[Start of MATERIAL FOR THE TASK]

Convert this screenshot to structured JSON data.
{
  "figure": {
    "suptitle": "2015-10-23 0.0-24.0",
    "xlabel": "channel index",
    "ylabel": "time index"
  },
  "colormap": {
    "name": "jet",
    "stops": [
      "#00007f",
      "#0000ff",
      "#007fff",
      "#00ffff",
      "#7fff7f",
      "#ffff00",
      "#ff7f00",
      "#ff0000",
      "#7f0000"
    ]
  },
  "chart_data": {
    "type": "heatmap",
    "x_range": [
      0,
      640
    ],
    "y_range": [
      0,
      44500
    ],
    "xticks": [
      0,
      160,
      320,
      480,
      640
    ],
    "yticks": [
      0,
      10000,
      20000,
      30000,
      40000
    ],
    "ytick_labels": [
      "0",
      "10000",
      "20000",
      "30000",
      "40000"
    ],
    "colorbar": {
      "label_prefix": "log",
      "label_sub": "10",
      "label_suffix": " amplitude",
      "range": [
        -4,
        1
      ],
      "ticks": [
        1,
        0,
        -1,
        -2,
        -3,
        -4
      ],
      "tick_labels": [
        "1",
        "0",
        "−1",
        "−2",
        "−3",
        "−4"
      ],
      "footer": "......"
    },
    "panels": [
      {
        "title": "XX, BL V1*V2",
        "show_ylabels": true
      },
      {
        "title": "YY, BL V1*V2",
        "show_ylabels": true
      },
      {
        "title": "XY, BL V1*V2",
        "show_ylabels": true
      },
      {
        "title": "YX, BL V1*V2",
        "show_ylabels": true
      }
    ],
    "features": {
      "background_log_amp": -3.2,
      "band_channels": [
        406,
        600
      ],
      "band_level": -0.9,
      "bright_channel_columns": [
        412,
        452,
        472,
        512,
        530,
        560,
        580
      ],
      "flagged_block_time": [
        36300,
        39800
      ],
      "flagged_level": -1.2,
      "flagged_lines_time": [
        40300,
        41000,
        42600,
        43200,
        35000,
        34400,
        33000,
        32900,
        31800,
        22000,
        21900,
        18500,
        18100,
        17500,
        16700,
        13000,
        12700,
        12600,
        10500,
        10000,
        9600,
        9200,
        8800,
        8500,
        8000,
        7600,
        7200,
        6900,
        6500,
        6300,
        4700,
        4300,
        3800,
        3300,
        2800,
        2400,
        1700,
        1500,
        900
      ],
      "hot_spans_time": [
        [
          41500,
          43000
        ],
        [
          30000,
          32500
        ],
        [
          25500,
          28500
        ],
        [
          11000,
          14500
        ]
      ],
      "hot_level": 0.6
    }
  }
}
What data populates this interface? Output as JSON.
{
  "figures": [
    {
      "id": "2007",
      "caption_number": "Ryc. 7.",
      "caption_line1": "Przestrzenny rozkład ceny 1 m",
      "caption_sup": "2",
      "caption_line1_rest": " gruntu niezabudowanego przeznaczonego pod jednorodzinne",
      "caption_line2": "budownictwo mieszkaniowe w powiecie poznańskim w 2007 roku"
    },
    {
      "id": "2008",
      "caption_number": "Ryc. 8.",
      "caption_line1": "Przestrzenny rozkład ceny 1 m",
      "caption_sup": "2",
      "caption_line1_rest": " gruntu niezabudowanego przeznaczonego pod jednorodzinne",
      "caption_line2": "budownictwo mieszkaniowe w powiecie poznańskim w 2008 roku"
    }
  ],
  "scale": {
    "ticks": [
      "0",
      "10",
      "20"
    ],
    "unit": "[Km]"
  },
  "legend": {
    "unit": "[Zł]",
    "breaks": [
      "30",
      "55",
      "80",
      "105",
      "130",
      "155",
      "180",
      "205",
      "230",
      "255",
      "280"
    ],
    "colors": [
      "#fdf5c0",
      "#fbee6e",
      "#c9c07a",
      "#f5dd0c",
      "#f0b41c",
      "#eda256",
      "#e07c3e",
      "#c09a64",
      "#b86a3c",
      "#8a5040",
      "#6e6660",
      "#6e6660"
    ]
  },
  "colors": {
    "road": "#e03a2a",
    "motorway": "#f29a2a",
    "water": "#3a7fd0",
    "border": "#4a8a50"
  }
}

[End of MATERIAL FOR THE TASK]

● SHORT TASK:
Write down every line of the data above that includes the string "mieszkaniowe".

● ANSWER TO THIS EXERCISE:
      "caption_line2": "budownictwo mieszkaniowe w powiecie poznańskim w 2007 roku"
      "caption_line2": "budownictwo mieszkaniowe w powiecie poznańskim w 2008 roku"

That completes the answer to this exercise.